> Data shown:
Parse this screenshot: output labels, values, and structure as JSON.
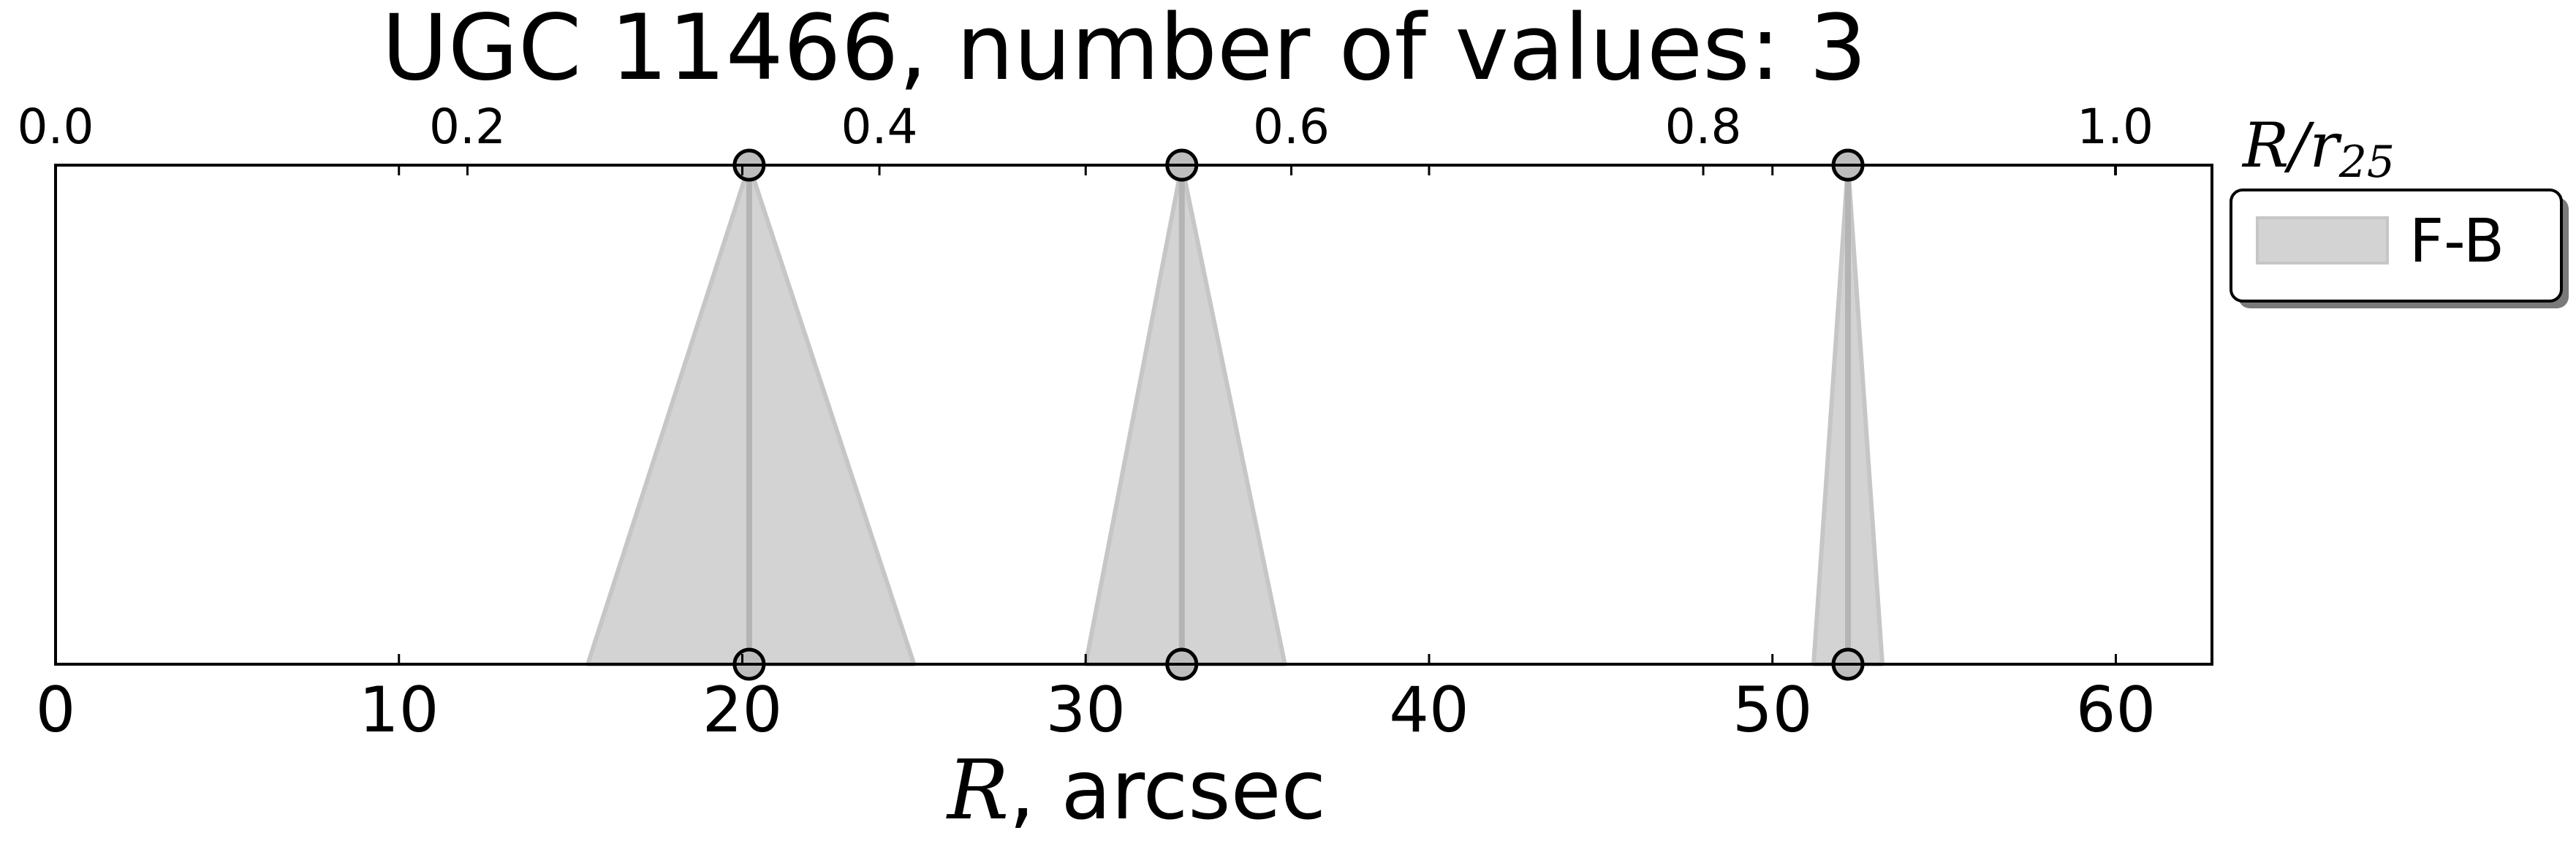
{
  "chart_data": {
    "type": "area",
    "title": "UGC 11466, number of values: 3",
    "xlabel_var": "R",
    "xlabel_unit": ", arcsec",
    "top_xlabel_var": "R/r",
    "top_xlabel_sub": "25",
    "xlim": [
      0,
      62.8
    ],
    "top_xlim": [
      0,
      1.047
    ],
    "bottom_ticks": [
      "0",
      "10",
      "20",
      "30",
      "40",
      "50",
      "60"
    ],
    "bottom_tick_values": [
      0,
      10,
      20,
      30,
      40,
      50,
      60
    ],
    "top_ticks": [
      "0.0",
      "0.2",
      "0.4",
      "0.6",
      "0.8",
      "1.0"
    ],
    "top_tick_values": [
      0.0,
      0.2,
      0.4,
      0.6,
      0.8,
      1.0
    ],
    "series": [
      {
        "name": "F-B",
        "color": "#d3d3d3",
        "edge_color": "#c6c6c6",
        "line_color": "#b4b4b4",
        "points": [
          {
            "x": 20.2,
            "xmin": 15.5,
            "xmax": 25.0
          },
          {
            "x": 32.8,
            "xmin": 30.0,
            "xmax": 35.8
          },
          {
            "x": 52.2,
            "xmin": 51.2,
            "xmax": 53.2
          }
        ]
      }
    ],
    "legend": {
      "position": "outside-right-top",
      "entries": [
        "F-B"
      ]
    },
    "grid": false
  }
}
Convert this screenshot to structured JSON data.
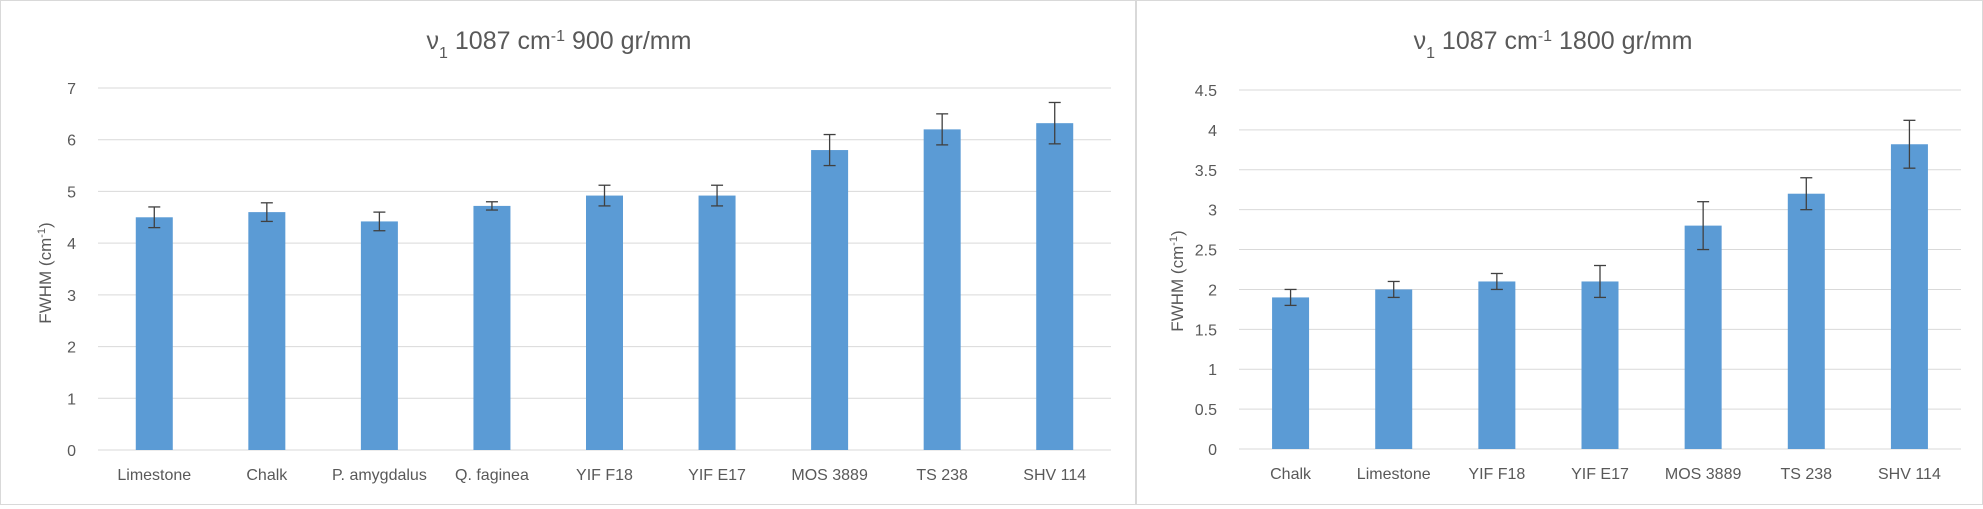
{
  "chart_data": [
    {
      "type": "bar",
      "title": "ν1 1087 cm-1 900 gr/mm",
      "title_parts": {
        "nu": "ν",
        "nu_sub": "1",
        "wavenumber": " 1087 cm",
        "exp": "-1",
        "grating": " 900 gr/mm"
      },
      "ylabel": "FWHM (cm-1)",
      "ylabel_parts": {
        "base": "FWHM (cm",
        "exp": "-1",
        "close": ")"
      },
      "xlabel": "",
      "ylim": [
        0,
        7
      ],
      "yticks": [
        "0",
        "1",
        "2",
        "3",
        "4",
        "5",
        "6",
        "7"
      ],
      "grid": true,
      "categories": [
        "Limestone",
        "Chalk",
        "P. amygdalus",
        "Q. faginea",
        "YIF F18",
        "YIF E17",
        "MOS 3889",
        "TS 238",
        "SHV 114"
      ],
      "values": [
        4.5,
        4.6,
        4.42,
        4.72,
        4.92,
        4.92,
        5.8,
        6.2,
        6.32
      ],
      "errors": [
        0.2,
        0.18,
        0.18,
        0.08,
        0.2,
        0.2,
        0.3,
        0.3,
        0.4
      ],
      "color": "#5b9bd5"
    },
    {
      "type": "bar",
      "title": "ν1 1087 cm-1 1800 gr/mm",
      "title_parts": {
        "nu": "ν",
        "nu_sub": "1",
        "wavenumber": " 1087 cm",
        "exp": "-1",
        "grating": " 1800 gr/mm"
      },
      "ylabel": "FWHM (cm-1)",
      "ylabel_parts": {
        "base": "FWHM (cm",
        "exp": "-1",
        "close": ")"
      },
      "xlabel": "",
      "ylim": [
        0,
        4.5
      ],
      "yticks": [
        "0",
        "0.5",
        "1",
        "1.5",
        "2",
        "2.5",
        "3",
        "3.5",
        "4",
        "4.5"
      ],
      "grid": true,
      "categories": [
        "Chalk",
        "Limestone",
        "YIF F18",
        "YIF E17",
        "MOS 3889",
        "TS 238",
        "SHV 114"
      ],
      "values": [
        1.9,
        2.0,
        2.1,
        2.1,
        2.8,
        3.2,
        3.82
      ],
      "errors": [
        0.1,
        0.1,
        0.1,
        0.2,
        0.3,
        0.2,
        0.3
      ],
      "color": "#5b9bd5"
    }
  ],
  "colors": {
    "bar": "#5b9bd5",
    "grid": "#d9d9d9",
    "text": "#595959",
    "error": "#404040"
  }
}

> Goal: Copy every entry word for word, but omit the pictures.

> Task response:
Parse this screenshot: output labels, values, and structure as JSON.
{
  "chart_data": {
    "type": "area",
    "title": "UGC 11466, number of values: 3",
    "xlabel_var": "R",
    "xlabel_unit": ", arcsec",
    "top_xlabel_var": "R/r",
    "top_xlabel_sub": "25",
    "xlim": [
      0,
      62.8
    ],
    "top_xlim": [
      0,
      1.047
    ],
    "bottom_ticks": [
      "0",
      "10",
      "20",
      "30",
      "40",
      "50",
      "60"
    ],
    "bottom_tick_values": [
      0,
      10,
      20,
      30,
      40,
      50,
      60
    ],
    "top_ticks": [
      "0.0",
      "0.2",
      "0.4",
      "0.6",
      "0.8",
      "1.0"
    ],
    "top_tick_values": [
      0.0,
      0.2,
      0.4,
      0.6,
      0.8,
      1.0
    ],
    "series": [
      {
        "name": "F-B",
        "color": "#d3d3d3",
        "edge_color": "#c6c6c6",
        "line_color": "#b4b4b4",
        "points": [
          {
            "x": 20.2,
            "xmin": 15.5,
            "xmax": 25.0
          },
          {
            "x": 32.8,
            "xmin": 30.0,
            "xmax": 35.8
          },
          {
            "x": 52.2,
            "xmin": 51.2,
            "xmax": 53.2
          }
        ]
      }
    ],
    "legend": {
      "position": "outside-right-top",
      "entries": [
        "F-B"
      ]
    },
    "grid": false
  }
}
Convert this screenshot to structured JSON data.
{
  "chart_data": [
    {
      "type": "bar",
      "title": "ν1 1087 cm-1 900 gr/mm",
      "title_parts": {
        "nu": "ν",
        "nu_sub": "1",
        "wavenumber": " 1087 cm",
        "exp": "-1",
        "grating": " 900 gr/mm"
      },
      "ylabel": "FWHM (cm-1)",
      "ylabel_parts": {
        "base": "FWHM (cm",
        "exp": "-1",
        "close": ")"
      },
      "xlabel": "",
      "ylim": [
        0,
        7
      ],
      "yticks": [
        "0",
        "1",
        "2",
        "3",
        "4",
        "5",
        "6",
        "7"
      ],
      "grid": true,
      "categories": [
        "Limestone",
        "Chalk",
        "P. amygdalus",
        "Q. faginea",
        "YIF F18",
        "YIF E17",
        "MOS 3889",
        "TS 238",
        "SHV 114"
      ],
      "values": [
        4.5,
        4.6,
        4.42,
        4.72,
        4.92,
        4.92,
        5.8,
        6.2,
        6.32
      ],
      "errors": [
        0.2,
        0.18,
        0.18,
        0.08,
        0.2,
        0.2,
        0.3,
        0.3,
        0.4
      ],
      "color": "#5b9bd5"
    },
    {
      "type": "bar",
      "title": "ν1 1087 cm-1 1800 gr/mm",
      "title_parts": {
        "nu": "ν",
        "nu_sub": "1",
        "wavenumber": " 1087 cm",
        "exp": "-1",
        "grating": " 1800 gr/mm"
      },
      "ylabel": "FWHM (cm-1)",
      "ylabel_parts": {
        "base": "FWHM (cm",
        "exp": "-1",
        "close": ")"
      },
      "xlabel": "",
      "ylim": [
        0,
        4.5
      ],
      "yticks": [
        "0",
        "0.5",
        "1",
        "1.5",
        "2",
        "2.5",
        "3",
        "3.5",
        "4",
        "4.5"
      ],
      "grid": true,
      "categories": [
        "Chalk",
        "Limestone",
        "YIF F18",
        "YIF E17",
        "MOS 3889",
        "TS 238",
        "SHV 114"
      ],
      "values": [
        1.9,
        2.0,
        2.1,
        2.1,
        2.8,
        3.2,
        3.82
      ],
      "errors": [
        0.1,
        0.1,
        0.1,
        0.2,
        0.3,
        0.2,
        0.3
      ],
      "color": "#5b9bd5"
    }
  ],
  "colors": {
    "bar": "#5b9bd5",
    "grid": "#d9d9d9",
    "text": "#595959",
    "error": "#404040"
  }
}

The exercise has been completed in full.